* _EXCERPTED PASSAGE_
- - -

In the United States, for example, consumers in the highest income bracket are buying more often and are more frequently buying
upscale.
Although growth in vehicle unit sales (i.e., volume) will be greatest in emerging markets in the next decade, we expect that the
mature automotive markets (e.g., North America, Western Europe, and Japan) will continue to be the source of a majority of global
industry revenues. We also expect that the North American market will continue as the single largest source of revenue for the
automotive industry in the world.
Health Care Expenses. In 2005, our health care expenses for U.S. employees, retirees, and their dependents were $3.5 billion,
with about $2.4 billion for postretirement health care and the balance for active employee health care. In 2005, prescription drugs
continued to represent approximately one-third of our total health care expense.
Although we have taken measures to have employees and retirees bear a higher portion of the costs of their health care benefits,
we expect our health care costs to continue to increase. For 2006, our trend assumptions for U.S. health care costs include an initial
trend rate of 7%, gradually declining to a steady state trend rate of 5% reached in 2011. These assumptions include the effect of
actions we are taking and expect to take to offset health care inflation, including eligibility management, employee education and
wellness programs, competitive sourcing, and appropriate employee cost sharing.

- - -

* _LISTING_

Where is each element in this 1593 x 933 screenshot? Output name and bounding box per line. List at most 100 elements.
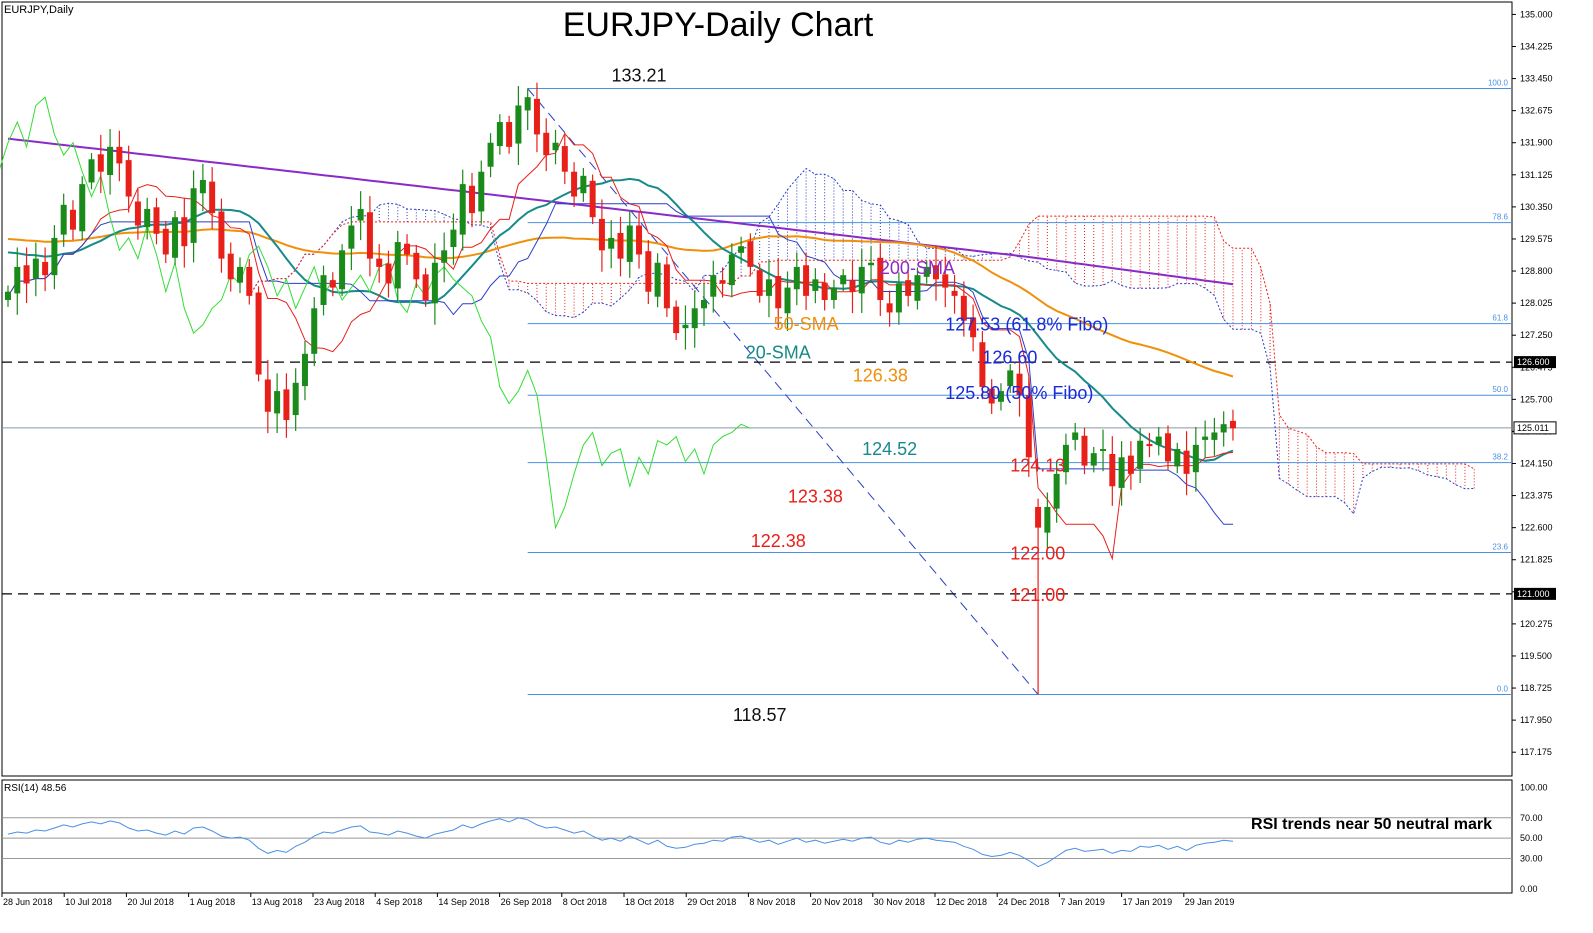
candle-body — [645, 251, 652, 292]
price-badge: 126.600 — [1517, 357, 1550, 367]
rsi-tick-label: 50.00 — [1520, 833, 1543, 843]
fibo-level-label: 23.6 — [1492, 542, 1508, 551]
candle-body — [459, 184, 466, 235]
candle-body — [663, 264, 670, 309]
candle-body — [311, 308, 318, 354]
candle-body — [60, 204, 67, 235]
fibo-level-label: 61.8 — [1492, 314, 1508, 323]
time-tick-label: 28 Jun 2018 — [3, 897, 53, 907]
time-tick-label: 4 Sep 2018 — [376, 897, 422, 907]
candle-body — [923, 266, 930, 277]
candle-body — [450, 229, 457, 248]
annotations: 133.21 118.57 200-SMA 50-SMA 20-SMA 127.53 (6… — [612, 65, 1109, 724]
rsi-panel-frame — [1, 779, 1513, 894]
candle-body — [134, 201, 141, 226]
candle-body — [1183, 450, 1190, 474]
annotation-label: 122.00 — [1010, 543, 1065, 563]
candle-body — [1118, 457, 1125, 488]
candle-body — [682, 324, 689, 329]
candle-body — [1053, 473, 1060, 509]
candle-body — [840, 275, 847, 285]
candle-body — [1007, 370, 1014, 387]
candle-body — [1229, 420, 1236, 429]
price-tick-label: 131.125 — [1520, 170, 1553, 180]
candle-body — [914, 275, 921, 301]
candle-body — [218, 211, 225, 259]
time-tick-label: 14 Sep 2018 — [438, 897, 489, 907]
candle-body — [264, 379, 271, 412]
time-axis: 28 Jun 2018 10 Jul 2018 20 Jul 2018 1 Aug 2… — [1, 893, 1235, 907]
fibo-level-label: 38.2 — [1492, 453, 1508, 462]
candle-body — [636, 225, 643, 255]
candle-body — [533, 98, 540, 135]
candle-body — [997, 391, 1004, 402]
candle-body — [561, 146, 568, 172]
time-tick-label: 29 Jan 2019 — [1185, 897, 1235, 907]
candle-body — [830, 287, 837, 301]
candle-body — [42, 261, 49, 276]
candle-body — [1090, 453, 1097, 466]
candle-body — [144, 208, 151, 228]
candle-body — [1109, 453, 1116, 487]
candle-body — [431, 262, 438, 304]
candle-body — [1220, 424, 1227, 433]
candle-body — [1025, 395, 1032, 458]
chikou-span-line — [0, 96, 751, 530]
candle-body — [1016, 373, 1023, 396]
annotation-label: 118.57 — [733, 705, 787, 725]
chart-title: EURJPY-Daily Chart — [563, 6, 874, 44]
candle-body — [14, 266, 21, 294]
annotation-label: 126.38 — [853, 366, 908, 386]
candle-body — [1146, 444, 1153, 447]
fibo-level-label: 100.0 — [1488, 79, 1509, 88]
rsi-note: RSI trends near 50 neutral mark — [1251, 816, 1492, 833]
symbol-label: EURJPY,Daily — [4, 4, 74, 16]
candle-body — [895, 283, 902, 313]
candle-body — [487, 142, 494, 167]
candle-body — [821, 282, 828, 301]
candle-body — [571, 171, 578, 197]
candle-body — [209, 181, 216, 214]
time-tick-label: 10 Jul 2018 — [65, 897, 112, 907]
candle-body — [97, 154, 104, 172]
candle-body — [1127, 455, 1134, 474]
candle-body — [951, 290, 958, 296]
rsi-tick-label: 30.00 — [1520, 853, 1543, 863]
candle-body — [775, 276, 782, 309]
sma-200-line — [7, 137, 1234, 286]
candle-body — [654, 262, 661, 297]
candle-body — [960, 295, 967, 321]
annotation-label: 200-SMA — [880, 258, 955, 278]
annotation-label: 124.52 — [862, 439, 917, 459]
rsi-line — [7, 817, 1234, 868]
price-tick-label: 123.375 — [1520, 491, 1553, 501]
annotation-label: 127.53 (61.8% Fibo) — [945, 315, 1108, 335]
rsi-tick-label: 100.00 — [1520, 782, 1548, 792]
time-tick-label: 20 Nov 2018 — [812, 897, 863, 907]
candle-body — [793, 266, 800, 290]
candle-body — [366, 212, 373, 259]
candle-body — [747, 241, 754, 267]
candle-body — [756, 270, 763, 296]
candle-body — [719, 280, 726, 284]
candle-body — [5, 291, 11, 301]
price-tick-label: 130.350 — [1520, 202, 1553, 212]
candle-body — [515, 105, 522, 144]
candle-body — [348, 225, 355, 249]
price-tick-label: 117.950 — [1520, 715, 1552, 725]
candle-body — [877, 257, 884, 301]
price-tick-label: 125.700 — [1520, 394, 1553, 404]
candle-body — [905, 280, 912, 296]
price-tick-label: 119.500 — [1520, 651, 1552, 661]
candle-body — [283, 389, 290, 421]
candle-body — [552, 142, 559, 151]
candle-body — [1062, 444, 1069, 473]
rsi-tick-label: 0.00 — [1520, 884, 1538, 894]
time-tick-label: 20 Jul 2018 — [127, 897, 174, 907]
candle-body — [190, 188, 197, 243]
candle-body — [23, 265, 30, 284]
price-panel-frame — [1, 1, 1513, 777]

- - -

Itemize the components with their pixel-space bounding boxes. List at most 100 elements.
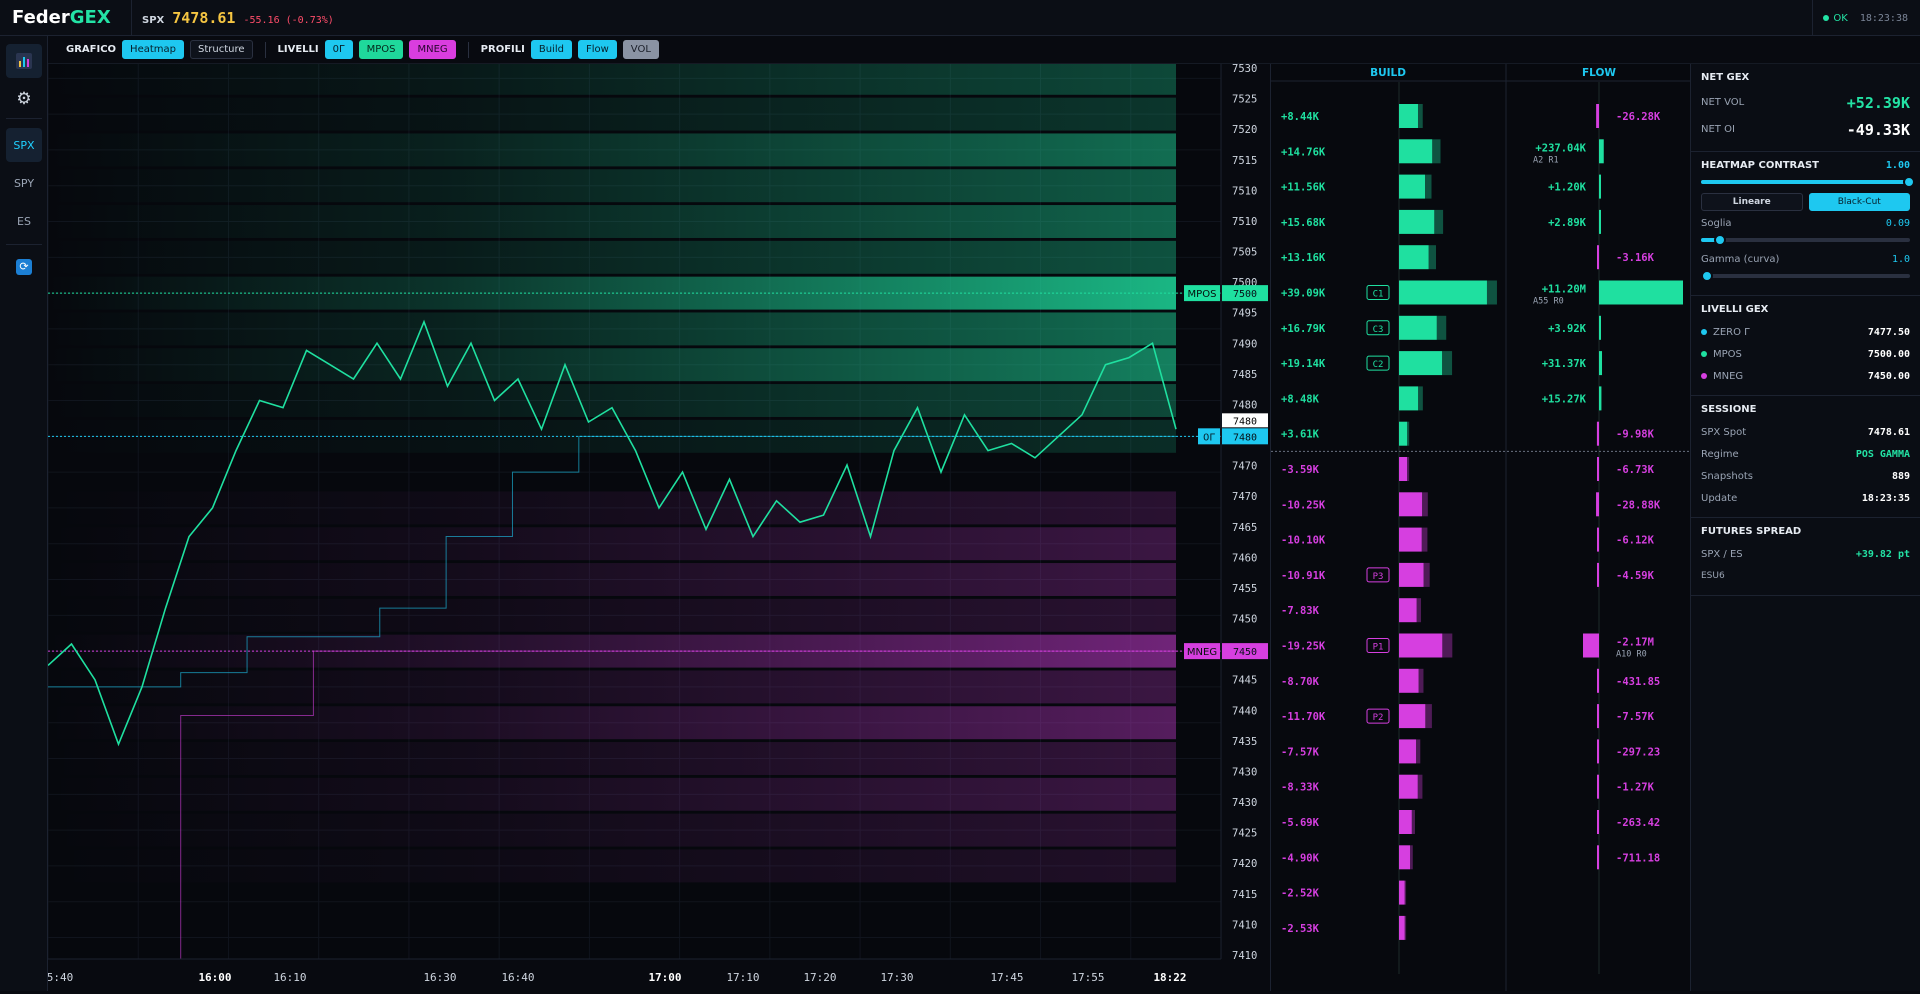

- - -

* _EXERCISE A_
In the listing, reproduce the lines starting at the one containing "Where is each" and ending at the one containing "candle-body — [1007, 370, 1014, 387]", substituting "candlestick-body" for every "candle-body" and changing nothing else. Leave out the pictures.
* _EXERCISE B_
Carry on the passage about automotive markets and health care expenses from its last sentence.
The listing is unrelated to the passage on automotive markets and health care costs.

* _TASK RESULT A_
Where is each element in this 1593 x 933 screenshot? Output name and bounding box per line. List at most 100 elements.
candlestick-body — [645, 251, 652, 292]
price-badge: 126.600 — [1517, 357, 1550, 367]
rsi-tick-label: 50.00 — [1520, 833, 1543, 843]
fibo-level-label: 23.6 — [1492, 542, 1508, 551]
candlestick-body — [459, 184, 466, 235]
candlestick-body — [663, 264, 670, 309]
candlestick-body — [311, 308, 318, 354]
candlestick-body — [60, 204, 67, 235]
fibo-level-label: 61.8 — [1492, 314, 1508, 323]
time-tick-label: 28 Jun 2018 — [3, 897, 53, 907]
time-tick-label: 4 Sep 2018 — [376, 897, 422, 907]
candlestick-body — [923, 266, 930, 277]
candlestick-body — [450, 229, 457, 248]
annotations: 133.21 118.57 200-SMA 50-SMA 20-SMA 127.53 (6… — [612, 65, 1109, 724]
rsi-panel-frame — [1, 779, 1513, 894]
candlestick-body — [134, 201, 141, 226]
candlestick-body — [1183, 450, 1190, 474]
annotation-label: 122.00 — [1010, 543, 1065, 563]
candlestick-body — [1118, 457, 1125, 488]
candlestick-body — [682, 324, 689, 329]
candlestick-body — [1053, 473, 1060, 509]
candlestick-body — [840, 275, 847, 285]
candlestick-body — [1007, 370, 1014, 387]

* _TASK RESULT B_
Commodity and Energy Price Increases. Commodity price increases, particularly for steel and resins (which are our two largest
commodity exposures and among the most difficult to hedge), have occurred recently and are continuing during a period of strong
global demand for these materials. In addition, energy prices increased significantly in 2005. In particular, gasoline prices in the
United States increased in volatility and rose to levels well over $2.00 per gallon in 2005, and have remained at levels significantly
higher than 2004. This has had an adverse effect on the demand for full- and medium-sized sport utility vehicles in the United States.
Currency Exchange Rate Volatility. The U.S. dollar has depreciated against most major currencies since 2002. This created
downward margin pressure on auto manufacturers that have U.S. dollar revenue with foreign currency cost. Because we produce
vehicles in Europe (e.g., Jaguar, Land Rover and Volvo models) for sale in the United States and produce components in Europe (e.g.,
engines) for use in some of our North American vehicles, we experienced margin pressure. Although this pressure was offset partially
by gains on foreign exchange derivatives, this offset reduces over time due to the expiration of favorable hedges previously put in
place. We, like many other automotive manufacturers with sales in the United States, are not always able to price for depreciation of
the U.S. dollar due to the extremely competitive pricing environment in the United States.